WHAT TO DO: Can you output the records below exactly as they are written?

▽

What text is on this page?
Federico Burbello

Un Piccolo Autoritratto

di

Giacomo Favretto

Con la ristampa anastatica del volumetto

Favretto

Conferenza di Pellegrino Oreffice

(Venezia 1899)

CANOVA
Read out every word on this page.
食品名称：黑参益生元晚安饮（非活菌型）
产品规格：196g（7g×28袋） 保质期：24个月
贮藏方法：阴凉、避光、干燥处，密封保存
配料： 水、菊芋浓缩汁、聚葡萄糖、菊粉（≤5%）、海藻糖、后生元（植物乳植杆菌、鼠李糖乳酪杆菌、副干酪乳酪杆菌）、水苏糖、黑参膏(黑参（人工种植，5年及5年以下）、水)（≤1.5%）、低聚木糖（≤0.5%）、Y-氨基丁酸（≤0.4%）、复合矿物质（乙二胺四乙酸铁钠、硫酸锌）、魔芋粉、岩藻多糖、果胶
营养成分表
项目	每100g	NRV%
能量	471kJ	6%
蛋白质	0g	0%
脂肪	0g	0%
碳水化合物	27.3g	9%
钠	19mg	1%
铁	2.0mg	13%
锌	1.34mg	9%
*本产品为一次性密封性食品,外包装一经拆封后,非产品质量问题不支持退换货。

△

IN RESPONSE:
What text is on this page?
Federico Burbello

Un Piccolo Autoritratto

di

Giacomo Favretto

Con la ristampa anastatica del volumetto

Favretto

Conferenza di Pellegrino Oreffice

(Venezia 1899)

CANOVA
Read out every word on this page.
食品名称：黑参益生元晚安饮（非活菌型）
产品规格：196g（7g×28袋） 保质期：24个月
贮藏方法：阴凉、避光、干燥处，密封保存
配料： 水、菊芋浓缩汁、聚葡萄糖、菊粉（≤5%）、海藻糖、后生元（植物乳植杆菌、鼠李糖乳酪杆菌、副干酪乳酪杆菌）、水苏糖、黑参膏(黑参（人工种植，5年及5年以下）、水)（≤1.5%）、低聚木糖（≤0.5%）、Y-氨基丁酸（≤0.4%）、复合矿物质（乙二胺四乙酸铁钠、硫酸锌）、魔芋粉、岩藻多糖、果胶
营养成分表
项目	每100g	NRV%
能量	471kJ	6%
蛋白质	0g	0%
脂肪	0g	0%
碳水化合物	27.3g	9%
钠	19mg	1%
铁	2.0mg	13%
锌	1.34mg	9%
*本产品为一次性密封性食品,外包装一经拆封后,非产品质量问题不支持退换货。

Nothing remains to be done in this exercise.